## Start SOURCE DATA

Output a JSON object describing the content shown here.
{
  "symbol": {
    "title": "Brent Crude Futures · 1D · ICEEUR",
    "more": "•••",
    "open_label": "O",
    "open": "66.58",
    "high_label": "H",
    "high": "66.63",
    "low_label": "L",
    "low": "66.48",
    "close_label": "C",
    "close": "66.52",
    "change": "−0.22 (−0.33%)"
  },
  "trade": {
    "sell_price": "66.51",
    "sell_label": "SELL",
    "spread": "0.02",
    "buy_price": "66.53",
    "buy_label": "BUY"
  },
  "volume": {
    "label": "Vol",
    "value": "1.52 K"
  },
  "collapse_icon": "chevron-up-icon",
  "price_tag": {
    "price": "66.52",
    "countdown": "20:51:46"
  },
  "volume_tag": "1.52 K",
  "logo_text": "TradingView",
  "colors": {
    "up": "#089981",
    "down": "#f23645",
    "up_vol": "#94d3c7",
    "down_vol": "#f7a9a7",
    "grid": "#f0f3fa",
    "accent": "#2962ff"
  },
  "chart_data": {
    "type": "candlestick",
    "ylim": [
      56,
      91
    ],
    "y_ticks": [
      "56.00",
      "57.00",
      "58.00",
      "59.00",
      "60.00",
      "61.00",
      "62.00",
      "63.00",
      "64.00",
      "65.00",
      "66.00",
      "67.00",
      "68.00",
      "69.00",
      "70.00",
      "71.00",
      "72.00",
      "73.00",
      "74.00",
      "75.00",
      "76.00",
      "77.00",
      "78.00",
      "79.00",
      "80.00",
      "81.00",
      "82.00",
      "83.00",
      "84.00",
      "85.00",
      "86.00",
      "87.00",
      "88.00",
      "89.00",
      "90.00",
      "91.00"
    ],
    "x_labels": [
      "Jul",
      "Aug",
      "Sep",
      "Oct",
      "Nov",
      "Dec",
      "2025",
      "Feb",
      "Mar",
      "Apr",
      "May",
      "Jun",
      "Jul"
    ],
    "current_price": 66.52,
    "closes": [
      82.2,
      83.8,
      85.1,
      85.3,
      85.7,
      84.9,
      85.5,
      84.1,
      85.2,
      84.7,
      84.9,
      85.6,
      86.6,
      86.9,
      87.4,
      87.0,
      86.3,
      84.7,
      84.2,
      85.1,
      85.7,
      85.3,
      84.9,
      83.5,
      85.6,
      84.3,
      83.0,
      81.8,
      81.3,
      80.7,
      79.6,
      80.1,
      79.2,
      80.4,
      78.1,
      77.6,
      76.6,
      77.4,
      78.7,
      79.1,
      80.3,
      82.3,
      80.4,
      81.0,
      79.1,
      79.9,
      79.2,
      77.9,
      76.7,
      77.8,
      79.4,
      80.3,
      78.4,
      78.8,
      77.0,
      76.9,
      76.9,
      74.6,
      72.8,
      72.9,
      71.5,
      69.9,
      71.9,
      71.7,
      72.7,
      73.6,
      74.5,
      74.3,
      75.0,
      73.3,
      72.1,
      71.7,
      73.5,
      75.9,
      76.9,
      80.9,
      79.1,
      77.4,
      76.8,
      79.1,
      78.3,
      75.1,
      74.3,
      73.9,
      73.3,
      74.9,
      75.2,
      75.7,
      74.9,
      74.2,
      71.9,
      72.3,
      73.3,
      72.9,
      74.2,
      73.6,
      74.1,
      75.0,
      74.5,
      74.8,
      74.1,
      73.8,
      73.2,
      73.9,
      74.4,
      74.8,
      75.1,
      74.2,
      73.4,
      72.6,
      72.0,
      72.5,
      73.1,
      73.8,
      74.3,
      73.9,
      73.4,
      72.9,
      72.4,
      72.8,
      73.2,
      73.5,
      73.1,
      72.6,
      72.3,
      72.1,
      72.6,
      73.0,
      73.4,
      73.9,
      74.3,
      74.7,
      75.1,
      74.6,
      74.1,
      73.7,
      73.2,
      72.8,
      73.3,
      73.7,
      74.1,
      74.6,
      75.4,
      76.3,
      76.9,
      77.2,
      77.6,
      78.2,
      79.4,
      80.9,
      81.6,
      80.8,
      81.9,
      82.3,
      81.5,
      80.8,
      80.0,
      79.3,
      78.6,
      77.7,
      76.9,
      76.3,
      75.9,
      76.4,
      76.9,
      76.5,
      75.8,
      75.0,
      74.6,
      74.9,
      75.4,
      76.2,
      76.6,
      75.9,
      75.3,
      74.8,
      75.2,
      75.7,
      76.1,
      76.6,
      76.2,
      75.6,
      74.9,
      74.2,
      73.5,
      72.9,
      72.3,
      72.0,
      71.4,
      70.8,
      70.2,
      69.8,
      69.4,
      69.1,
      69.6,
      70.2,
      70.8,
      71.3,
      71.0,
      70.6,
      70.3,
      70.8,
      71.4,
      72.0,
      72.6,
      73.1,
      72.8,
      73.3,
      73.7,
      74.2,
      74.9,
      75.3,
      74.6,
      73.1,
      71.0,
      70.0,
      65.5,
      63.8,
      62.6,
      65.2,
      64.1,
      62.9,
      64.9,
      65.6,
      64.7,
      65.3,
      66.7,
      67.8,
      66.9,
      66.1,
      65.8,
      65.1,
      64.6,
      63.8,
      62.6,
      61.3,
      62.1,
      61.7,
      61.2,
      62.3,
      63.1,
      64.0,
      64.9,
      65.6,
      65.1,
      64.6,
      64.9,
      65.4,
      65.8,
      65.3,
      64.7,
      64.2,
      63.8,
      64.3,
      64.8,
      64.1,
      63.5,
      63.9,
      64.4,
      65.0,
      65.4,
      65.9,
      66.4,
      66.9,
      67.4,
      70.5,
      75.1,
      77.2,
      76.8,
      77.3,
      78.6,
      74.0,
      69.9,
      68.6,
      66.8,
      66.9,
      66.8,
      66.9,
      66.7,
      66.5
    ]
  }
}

## End SOURCE DATA

▸ WHAT IS BEING ASKED:
Copy out every entry again, exactly as it was given.

▸ WORKED SOLUTION:
Output a JSON object describing the content shown here.
{
  "symbol": {
    "title": "Brent Crude Futures · 1D · ICEEUR",
    "more": "•••",
    "open_label": "O",
    "open": "66.58",
    "high_label": "H",
    "high": "66.63",
    "low_label": "L",
    "low": "66.48",
    "close_label": "C",
    "close": "66.52",
    "change": "−0.22 (−0.33%)"
  },
  "trade": {
    "sell_price": "66.51",
    "sell_label": "SELL",
    "spread": "0.02",
    "buy_price": "66.53",
    "buy_label": "BUY"
  },
  "volume": {
    "label": "Vol",
    "value": "1.52 K"
  },
  "collapse_icon": "chevron-up-icon",
  "price_tag": {
    "price": "66.52",
    "countdown": "20:51:46"
  },
  "volume_tag": "1.52 K",
  "logo_text": "TradingView",
  "colors": {
    "up": "#089981",
    "down": "#f23645",
    "up_vol": "#94d3c7",
    "down_vol": "#f7a9a7",
    "grid": "#f0f3fa",
    "accent": "#2962ff"
  },
  "chart_data": {
    "type": "candlestick",
    "ylim": [
      56,
      91
    ],
    "y_ticks": [
      "56.00",
      "57.00",
      "58.00",
      "59.00",
      "60.00",
      "61.00",
      "62.00",
      "63.00",
      "64.00",
      "65.00",
      "66.00",
      "67.00",
      "68.00",
      "69.00",
      "70.00",
      "71.00",
      "72.00",
      "73.00",
      "74.00",
      "75.00",
      "76.00",
      "77.00",
      "78.00",
      "79.00",
      "80.00",
      "81.00",
      "82.00",
      "83.00",
      "84.00",
      "85.00",
      "86.00",
      "87.00",
      "88.00",
      "89.00",
      "90.00",
      "91.00"
    ],
    "x_labels": [
      "Jul",
      "Aug",
      "Sep",
      "Oct",
      "Nov",
      "Dec",
      "2025",
      "Feb",
      "Mar",
      "Apr",
      "May",
      "Jun",
      "Jul"
    ],
    "current_price": 66.52,
    "closes": [
      82.2,
      83.8,
      85.1,
      85.3,
      85.7,
      84.9,
      85.5,
      84.1,
      85.2,
      84.7,
      84.9,
      85.6,
      86.6,
      86.9,
      87.4,
      87.0,
      86.3,
      84.7,
      84.2,
      85.1,
      85.7,
      85.3,
      84.9,
      83.5,
      85.6,
      84.3,
      83.0,
      81.8,
      81.3,
      80.7,
      79.6,
      80.1,
      79.2,
      80.4,
      78.1,
      77.6,
      76.6,
      77.4,
      78.7,
      79.1,
      80.3,
      82.3,
      80.4,
      81.0,
      79.1,
      79.9,
      79.2,
      77.9,
      76.7,
      77.8,
      79.4,
      80.3,
      78.4,
      78.8,
      77.0,
      76.9,
      76.9,
      74.6,
      72.8,
      72.9,
      71.5,
      69.9,
      71.9,
      71.7,
      72.7,
      73.6,
      74.5,
      74.3,
      75.0,
      73.3,
      72.1,
      71.7,
      73.5,
      75.9,
      76.9,
      80.9,
      79.1,
      77.4,
      76.8,
      79.1,
      78.3,
      75.1,
      74.3,
      73.9,
      73.3,
      74.9,
      75.2,
      75.7,
      74.9,
      74.2,
      71.9,
      72.3,
      73.3,
      72.9,
      74.2,
      73.6,
      74.1,
      75.0,
      74.5,
      74.8,
      74.1,
      73.8,
      73.2,
      73.9,
      74.4,
      74.8,
      75.1,
      74.2,
      73.4,
      72.6,
      72.0,
      72.5,
      73.1,
      73.8,
      74.3,
      73.9,
      73.4,
      72.9,
      72.4,
      72.8,
      73.2,
      73.5,
      73.1,
      72.6,
      72.3,
      72.1,
      72.6,
      73.0,
      73.4,
      73.9,
      74.3,
      74.7,
      75.1,
      74.6,
      74.1,
      73.7,
      73.2,
      72.8,
      73.3,
      73.7,
      74.1,
      74.6,
      75.4,
      76.3,
      76.9,
      77.2,
      77.6,
      78.2,
      79.4,
      80.9,
      81.6,
      80.8,
      81.9,
      82.3,
      81.5,
      80.8,
      80.0,
      79.3,
      78.6,
      77.7,
      76.9,
      76.3,
      75.9,
      76.4,
      76.9,
      76.5,
      75.8,
      75.0,
      74.6,
      74.9,
      75.4,
      76.2,
      76.6,
      75.9,
      75.3,
      74.8,
      75.2,
      75.7,
      76.1,
      76.6,
      76.2,
      75.6,
      74.9,
      74.2,
      73.5,
      72.9,
      72.3,
      72.0,
      71.4,
      70.8,
      70.2,
      69.8,
      69.4,
      69.1,
      69.6,
      70.2,
      70.8,
      71.3,
      71.0,
      70.6,
      70.3,
      70.8,
      71.4,
      72.0,
      72.6,
      73.1,
      72.8,
      73.3,
      73.7,
      74.2,
      74.9,
      75.3,
      74.6,
      73.1,
      71.0,
      70.0,
      65.5,
      63.8,
      62.6,
      65.2,
      64.1,
      62.9,
      64.9,
      65.6,
      64.7,
      65.3,
      66.7,
      67.8,
      66.9,
      66.1,
      65.8,
      65.1,
      64.6,
      63.8,
      62.6,
      61.3,
      62.1,
      61.7,
      61.2,
      62.3,
      63.1,
      64.0,
      64.9,
      65.6,
      65.1,
      64.6,
      64.9,
      65.4,
      65.8,
      65.3,
      64.7,
      64.2,
      63.8,
      64.3,
      64.8,
      64.1,
      63.5,
      63.9,
      64.4,
      65.0,
      65.4,
      65.9,
      66.4,
      66.9,
      67.4,
      70.5,
      75.1,
      77.2,
      76.8,
      77.3,
      78.6,
      74.0,
      69.9,
      68.6,
      66.8,
      66.9,
      66.8,
      66.9,
      66.7,
      66.5
    ]
  }
}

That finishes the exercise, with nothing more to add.